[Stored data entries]
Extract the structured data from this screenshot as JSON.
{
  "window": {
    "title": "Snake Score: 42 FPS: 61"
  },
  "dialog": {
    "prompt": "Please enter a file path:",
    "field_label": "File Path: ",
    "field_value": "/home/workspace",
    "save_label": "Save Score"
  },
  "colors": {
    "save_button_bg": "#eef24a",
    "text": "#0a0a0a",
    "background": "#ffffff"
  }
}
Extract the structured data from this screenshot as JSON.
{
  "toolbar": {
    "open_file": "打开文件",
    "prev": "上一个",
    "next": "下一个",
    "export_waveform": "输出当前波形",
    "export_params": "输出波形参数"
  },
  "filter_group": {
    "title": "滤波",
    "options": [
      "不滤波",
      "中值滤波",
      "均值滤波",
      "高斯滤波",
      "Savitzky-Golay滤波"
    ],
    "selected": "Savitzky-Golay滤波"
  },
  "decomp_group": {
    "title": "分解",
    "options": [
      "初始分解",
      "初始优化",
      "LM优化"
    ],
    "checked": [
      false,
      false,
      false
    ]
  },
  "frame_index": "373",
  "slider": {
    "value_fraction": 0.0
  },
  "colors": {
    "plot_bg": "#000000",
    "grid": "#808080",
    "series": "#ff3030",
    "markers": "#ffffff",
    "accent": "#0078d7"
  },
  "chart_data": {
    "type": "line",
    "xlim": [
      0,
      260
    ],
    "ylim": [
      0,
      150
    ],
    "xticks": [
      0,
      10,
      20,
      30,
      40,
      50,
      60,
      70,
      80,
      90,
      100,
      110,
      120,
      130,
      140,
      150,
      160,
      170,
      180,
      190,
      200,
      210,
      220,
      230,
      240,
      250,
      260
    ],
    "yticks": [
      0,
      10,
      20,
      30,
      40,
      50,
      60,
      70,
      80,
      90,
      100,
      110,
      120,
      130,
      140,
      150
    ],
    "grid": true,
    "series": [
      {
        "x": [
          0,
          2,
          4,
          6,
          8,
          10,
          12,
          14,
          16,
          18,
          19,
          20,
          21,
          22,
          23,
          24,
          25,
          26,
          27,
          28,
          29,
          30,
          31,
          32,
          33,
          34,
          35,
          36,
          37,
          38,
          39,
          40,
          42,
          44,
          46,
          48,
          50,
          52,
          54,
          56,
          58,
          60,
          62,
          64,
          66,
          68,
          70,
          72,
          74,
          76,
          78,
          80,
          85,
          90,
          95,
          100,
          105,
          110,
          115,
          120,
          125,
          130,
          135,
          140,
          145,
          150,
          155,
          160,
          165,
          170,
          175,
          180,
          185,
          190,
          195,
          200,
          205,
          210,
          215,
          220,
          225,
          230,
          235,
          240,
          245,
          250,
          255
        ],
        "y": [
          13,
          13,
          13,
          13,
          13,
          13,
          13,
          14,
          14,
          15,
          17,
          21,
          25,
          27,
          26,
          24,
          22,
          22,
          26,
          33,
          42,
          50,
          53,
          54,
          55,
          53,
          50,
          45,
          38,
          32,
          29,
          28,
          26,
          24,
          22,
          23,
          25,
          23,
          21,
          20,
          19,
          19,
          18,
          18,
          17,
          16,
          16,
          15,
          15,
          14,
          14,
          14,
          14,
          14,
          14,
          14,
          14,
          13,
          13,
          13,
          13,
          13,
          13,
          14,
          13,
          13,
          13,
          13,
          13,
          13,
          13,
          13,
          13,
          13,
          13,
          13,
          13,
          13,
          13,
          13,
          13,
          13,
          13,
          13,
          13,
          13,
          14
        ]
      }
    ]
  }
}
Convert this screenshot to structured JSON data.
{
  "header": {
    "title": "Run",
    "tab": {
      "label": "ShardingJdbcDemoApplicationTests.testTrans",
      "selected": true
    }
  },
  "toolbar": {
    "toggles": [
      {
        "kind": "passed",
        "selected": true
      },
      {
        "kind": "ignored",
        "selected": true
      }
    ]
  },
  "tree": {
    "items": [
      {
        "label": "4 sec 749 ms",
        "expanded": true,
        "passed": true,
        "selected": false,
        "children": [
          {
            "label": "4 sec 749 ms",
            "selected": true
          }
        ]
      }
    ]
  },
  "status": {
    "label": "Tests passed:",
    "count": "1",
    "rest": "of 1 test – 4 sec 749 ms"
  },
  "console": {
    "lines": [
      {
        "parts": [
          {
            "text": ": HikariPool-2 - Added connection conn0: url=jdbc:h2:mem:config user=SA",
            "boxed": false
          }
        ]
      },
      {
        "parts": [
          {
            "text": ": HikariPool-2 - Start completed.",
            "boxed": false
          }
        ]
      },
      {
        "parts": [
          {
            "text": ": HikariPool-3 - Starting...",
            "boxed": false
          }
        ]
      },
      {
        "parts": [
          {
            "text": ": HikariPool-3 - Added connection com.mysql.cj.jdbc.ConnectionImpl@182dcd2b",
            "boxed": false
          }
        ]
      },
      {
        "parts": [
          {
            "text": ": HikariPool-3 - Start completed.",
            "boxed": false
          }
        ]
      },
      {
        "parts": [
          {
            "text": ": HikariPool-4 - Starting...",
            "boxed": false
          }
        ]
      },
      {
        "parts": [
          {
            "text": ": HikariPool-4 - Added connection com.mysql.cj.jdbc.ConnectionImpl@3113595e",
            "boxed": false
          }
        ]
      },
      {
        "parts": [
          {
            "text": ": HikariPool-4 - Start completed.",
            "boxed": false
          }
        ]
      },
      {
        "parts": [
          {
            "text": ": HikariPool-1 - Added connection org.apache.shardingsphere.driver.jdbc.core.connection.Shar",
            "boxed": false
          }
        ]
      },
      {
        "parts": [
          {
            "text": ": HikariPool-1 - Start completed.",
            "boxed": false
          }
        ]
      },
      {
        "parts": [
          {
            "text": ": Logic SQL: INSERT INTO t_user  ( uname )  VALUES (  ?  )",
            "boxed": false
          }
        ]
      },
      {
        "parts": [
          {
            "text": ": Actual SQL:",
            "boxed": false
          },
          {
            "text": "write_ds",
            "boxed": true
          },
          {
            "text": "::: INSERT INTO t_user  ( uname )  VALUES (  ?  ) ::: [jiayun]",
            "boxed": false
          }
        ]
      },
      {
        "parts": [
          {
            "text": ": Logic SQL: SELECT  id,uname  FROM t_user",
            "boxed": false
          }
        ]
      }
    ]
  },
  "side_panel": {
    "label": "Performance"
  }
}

**STATED TASK**
Would you give the material above again, complete and exact?

**TASK ANSWER**
Extract the structured data from this screenshot as JSON.
{
  "window": {
    "title": "Snake Score: 42 FPS: 61"
  },
  "dialog": {
    "prompt": "Please enter a file path:",
    "field_label": "File Path: ",
    "field_value": "/home/workspace",
    "save_label": "Save Score"
  },
  "colors": {
    "save_button_bg": "#eef24a",
    "text": "#0a0a0a",
    "background": "#ffffff"
  }
}
Extract the structured data from this screenshot as JSON.
{
  "toolbar": {
    "open_file": "打开文件",
    "prev": "上一个",
    "next": "下一个",
    "export_waveform": "输出当前波形",
    "export_params": "输出波形参数"
  },
  "filter_group": {
    "title": "滤波",
    "options": [
      "不滤波",
      "中值滤波",
      "均值滤波",
      "高斯滤波",
      "Savitzky-Golay滤波"
    ],
    "selected": "Savitzky-Golay滤波"
  },
  "decomp_group": {
    "title": "分解",
    "options": [
      "初始分解",
      "初始优化",
      "LM优化"
    ],
    "checked": [
      false,
      false,
      false
    ]
  },
  "frame_index": "373",
  "slider": {
    "value_fraction": 0.0
  },
  "colors": {
    "plot_bg": "#000000",
    "grid": "#808080",
    "series": "#ff3030",
    "markers": "#ffffff",
    "accent": "#0078d7"
  },
  "chart_data": {
    "type": "line",
    "xlim": [
      0,
      260
    ],
    "ylim": [
      0,
      150
    ],
    "xticks": [
      0,
      10,
      20,
      30,
      40,
      50,
      60,
      70,
      80,
      90,
      100,
      110,
      120,
      130,
      140,
      150,
      160,
      170,
      180,
      190,
      200,
      210,
      220,
      230,
      240,
      250,
      260
    ],
    "yticks": [
      0,
      10,
      20,
      30,
      40,
      50,
      60,
      70,
      80,
      90,
      100,
      110,
      120,
      130,
      140,
      150
    ],
    "grid": true,
    "series": [
      {
        "x": [
          0,
          2,
          4,
          6,
          8,
          10,
          12,
          14,
          16,
          18,
          19,
          20,
          21,
          22,
          23,
          24,
          25,
          26,
          27,
          28,
          29,
          30,
          31,
          32,
          33,
          34,
          35,
          36,
          37,
          38,
          39,
          40,
          42,
          44,
          46,
          48,
          50,
          52,
          54,
          56,
          58,
          60,
          62,
          64,
          66,
          68,
          70,
          72,
          74,
          76,
          78,
          80,
          85,
          90,
          95,
          100,
          105,
          110,
          115,
          120,
          125,
          130,
          135,
          140,
          145,
          150,
          155,
          160,
          165,
          170,
          175,
          180,
          185,
          190,
          195,
          200,
          205,
          210,
          215,
          220,
          225,
          230,
          235,
          240,
          245,
          250,
          255
        ],
        "y": [
          13,
          13,
          13,
          13,
          13,
          13,
          13,
          14,
          14,
          15,
          17,
          21,
          25,
          27,
          26,
          24,
          22,
          22,
          26,
          33,
          42,
          50,
          53,
          54,
          55,
          53,
          50,
          45,
          38,
          32,
          29,
          28,
          26,
          24,
          22,
          23,
          25,
          23,
          21,
          20,
          19,
          19,
          18,
          18,
          17,
          16,
          16,
          15,
          15,
          14,
          14,
          14,
          14,
          14,
          14,
          14,
          14,
          13,
          13,
          13,
          13,
          13,
          13,
          14,
          13,
          13,
          13,
          13,
          13,
          13,
          13,
          13,
          13,
          13,
          13,
          13,
          13,
          13,
          13,
          13,
          13,
          13,
          13,
          13,
          13,
          13,
          14
        ]
      }
    ]
  }
}
Convert this screenshot to structured JSON data.
{
  "header": {
    "title": "Run",
    "tab": {
      "label": "ShardingJdbcDemoApplicationTests.testTrans",
      "selected": true
    }
  },
  "toolbar": {
    "toggles": [
      {
        "kind": "passed",
        "selected": true
      },
      {
        "kind": "ignored",
        "selected": true
      }
    ]
  },
  "tree": {
    "items": [
      {
        "label": "4 sec 749 ms",
        "expanded": true,
        "passed": true,
        "selected": false,
        "children": [
          {
            "label": "4 sec 749 ms",
            "selected": true
          }
        ]
      }
    ]
  },
  "status": {
    "label": "Tests passed:",
    "count": "1",
    "rest": "of 1 test – 4 sec 749 ms"
  },
  "console": {
    "lines": [
      {
        "parts": [
          {
            "text": ": HikariPool-2 - Added connection conn0: url=jdbc:h2:mem:config user=SA",
            "boxed": false
          }
        ]
      },
      {
        "parts": [
          {
            "text": ": HikariPool-2 - Start completed.",
            "boxed": false
          }
        ]
      },
      {
        "parts": [
          {
            "text": ": HikariPool-3 - Starting...",
            "boxed": false
          }
        ]
      },
      {
        "parts": [
          {
            "text": ": HikariPool-3 - Added connection com.mysql.cj.jdbc.ConnectionImpl@182dcd2b",
            "boxed": false
          }
        ]
      },
      {
        "parts": [
          {
            "text": ": HikariPool-3 - Start completed.",
            "boxed": false
          }
        ]
      },
      {
        "parts": [
          {
            "text": ": HikariPool-4 - Starting...",
            "boxed": false
          }
        ]
      },
      {
        "parts": [
          {
            "text": ": HikariPool-4 - Added connection com.mysql.cj.jdbc.ConnectionImpl@3113595e",
            "boxed": false
          }
        ]
      },
      {
        "parts": [
          {
            "text": ": HikariPool-4 - Start completed.",
            "boxed": false
          }
        ]
      },
      {
        "parts": [
          {
            "text": ": HikariPool-1 - Added connection org.apache.shardingsphere.driver.jdbc.core.connection.Shar",
            "boxed": false
          }
        ]
      },
      {
        "parts": [
          {
            "text": ": HikariPool-1 - Start completed.",
            "boxed": false
          }
        ]
      },
      {
        "parts": [
          {
            "text": ": Logic SQL: INSERT INTO t_user  ( uname )  VALUES (  ?  )",
            "boxed": false
          }
        ]
      },
      {
        "parts": [
          {
            "text": ": Actual SQL:",
            "boxed": false
          },
          {
            "text": "write_ds",
            "boxed": true
          },
          {
            "text": "::: INSERT INTO t_user  ( uname )  VALUES (  ?  ) ::: [jiayun]",
            "boxed": false
          }
        ]
      },
      {
        "parts": [
          {
            "text": ": Logic SQL: SELECT  id,uname  FROM t_user",
            "boxed": false
          }
        ]
      }
    ]
  },
  "side_panel": {
    "label": "Performance"
  }
}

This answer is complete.